* [Task prompt]:
Drop every picture and give the entries back exactly.

* BEGIN Data to process *

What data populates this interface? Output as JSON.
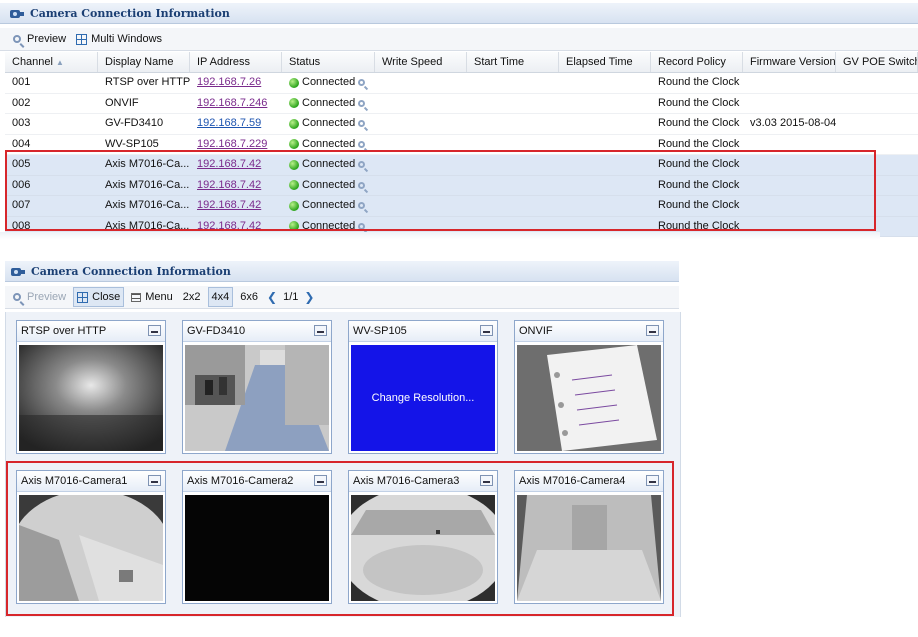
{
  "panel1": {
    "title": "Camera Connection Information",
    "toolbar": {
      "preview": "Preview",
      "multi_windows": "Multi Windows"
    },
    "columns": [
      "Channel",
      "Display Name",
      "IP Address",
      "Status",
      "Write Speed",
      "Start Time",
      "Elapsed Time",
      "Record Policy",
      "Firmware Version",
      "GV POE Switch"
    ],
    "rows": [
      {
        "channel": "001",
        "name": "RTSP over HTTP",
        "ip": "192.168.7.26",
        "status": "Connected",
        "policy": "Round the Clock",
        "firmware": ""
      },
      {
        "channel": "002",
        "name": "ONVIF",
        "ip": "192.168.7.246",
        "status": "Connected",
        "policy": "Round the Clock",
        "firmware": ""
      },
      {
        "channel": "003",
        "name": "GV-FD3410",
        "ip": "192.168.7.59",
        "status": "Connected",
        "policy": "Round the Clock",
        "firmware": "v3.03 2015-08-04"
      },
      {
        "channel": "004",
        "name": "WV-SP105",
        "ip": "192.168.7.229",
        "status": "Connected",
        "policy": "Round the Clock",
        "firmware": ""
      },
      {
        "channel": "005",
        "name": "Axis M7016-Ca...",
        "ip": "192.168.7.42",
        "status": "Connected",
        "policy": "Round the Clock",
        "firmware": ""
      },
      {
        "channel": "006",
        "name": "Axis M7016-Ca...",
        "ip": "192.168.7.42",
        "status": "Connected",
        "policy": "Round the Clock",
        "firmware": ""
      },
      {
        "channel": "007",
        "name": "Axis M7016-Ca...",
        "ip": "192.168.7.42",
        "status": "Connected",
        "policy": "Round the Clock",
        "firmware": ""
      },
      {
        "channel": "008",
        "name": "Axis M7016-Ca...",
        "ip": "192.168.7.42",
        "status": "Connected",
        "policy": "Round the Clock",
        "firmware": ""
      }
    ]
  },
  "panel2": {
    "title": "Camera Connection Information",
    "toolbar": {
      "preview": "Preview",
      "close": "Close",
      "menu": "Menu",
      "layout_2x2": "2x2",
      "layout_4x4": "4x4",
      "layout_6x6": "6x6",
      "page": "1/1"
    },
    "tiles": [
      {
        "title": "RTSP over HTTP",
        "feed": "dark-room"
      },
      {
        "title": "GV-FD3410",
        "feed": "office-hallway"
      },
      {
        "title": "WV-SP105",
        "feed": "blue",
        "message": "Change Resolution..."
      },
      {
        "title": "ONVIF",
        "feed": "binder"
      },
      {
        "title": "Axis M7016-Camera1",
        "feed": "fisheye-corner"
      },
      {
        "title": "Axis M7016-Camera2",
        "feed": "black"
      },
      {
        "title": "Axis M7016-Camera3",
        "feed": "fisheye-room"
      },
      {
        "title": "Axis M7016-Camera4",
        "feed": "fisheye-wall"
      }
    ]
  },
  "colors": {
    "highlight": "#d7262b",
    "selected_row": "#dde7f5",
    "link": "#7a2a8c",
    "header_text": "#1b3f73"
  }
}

* END Data to process *

* [Answer to the task]:
What data populates this interface? Output as JSON.
{
  "panel1": {
    "title": "Camera Connection Information",
    "toolbar": {
      "preview": "Preview",
      "multi_windows": "Multi Windows"
    },
    "columns": [
      "Channel",
      "Display Name",
      "IP Address",
      "Status",
      "Write Speed",
      "Start Time",
      "Elapsed Time",
      "Record Policy",
      "Firmware Version",
      "GV POE Switch"
    ],
    "rows": [
      {
        "channel": "001",
        "name": "RTSP over HTTP",
        "ip": "192.168.7.26",
        "status": "Connected",
        "policy": "Round the Clock",
        "firmware": ""
      },
      {
        "channel": "002",
        "name": "ONVIF",
        "ip": "192.168.7.246",
        "status": "Connected",
        "policy": "Round the Clock",
        "firmware": ""
      },
      {
        "channel": "003",
        "name": "GV-FD3410",
        "ip": "192.168.7.59",
        "status": "Connected",
        "policy": "Round the Clock",
        "firmware": "v3.03 2015-08-04"
      },
      {
        "channel": "004",
        "name": "WV-SP105",
        "ip": "192.168.7.229",
        "status": "Connected",
        "policy": "Round the Clock",
        "firmware": ""
      },
      {
        "channel": "005",
        "name": "Axis M7016-Ca...",
        "ip": "192.168.7.42",
        "status": "Connected",
        "policy": "Round the Clock",
        "firmware": ""
      },
      {
        "channel": "006",
        "name": "Axis M7016-Ca...",
        "ip": "192.168.7.42",
        "status": "Connected",
        "policy": "Round the Clock",
        "firmware": ""
      },
      {
        "channel": "007",
        "name": "Axis M7016-Ca...",
        "ip": "192.168.7.42",
        "status": "Connected",
        "policy": "Round the Clock",
        "firmware": ""
      },
      {
        "channel": "008",
        "name": "Axis M7016-Ca...",
        "ip": "192.168.7.42",
        "status": "Connected",
        "policy": "Round the Clock",
        "firmware": ""
      }
    ]
  },
  "panel2": {
    "title": "Camera Connection Information",
    "toolbar": {
      "preview": "Preview",
      "close": "Close",
      "menu": "Menu",
      "layout_2x2": "2x2",
      "layout_4x4": "4x4",
      "layout_6x6": "6x6",
      "page": "1/1"
    },
    "tiles": [
      {
        "title": "RTSP over HTTP",
        "feed": "dark-room"
      },
      {
        "title": "GV-FD3410",
        "feed": "office-hallway"
      },
      {
        "title": "WV-SP105",
        "feed": "blue",
        "message": "Change Resolution..."
      },
      {
        "title": "ONVIF",
        "feed": "binder"
      },
      {
        "title": "Axis M7016-Camera1",
        "feed": "fisheye-corner"
      },
      {
        "title": "Axis M7016-Camera2",
        "feed": "black"
      },
      {
        "title": "Axis M7016-Camera3",
        "feed": "fisheye-room"
      },
      {
        "title": "Axis M7016-Camera4",
        "feed": "fisheye-wall"
      }
    ]
  },
  "colors": {
    "highlight": "#d7262b",
    "selected_row": "#dde7f5",
    "link": "#7a2a8c",
    "header_text": "#1b3f73"
  }
}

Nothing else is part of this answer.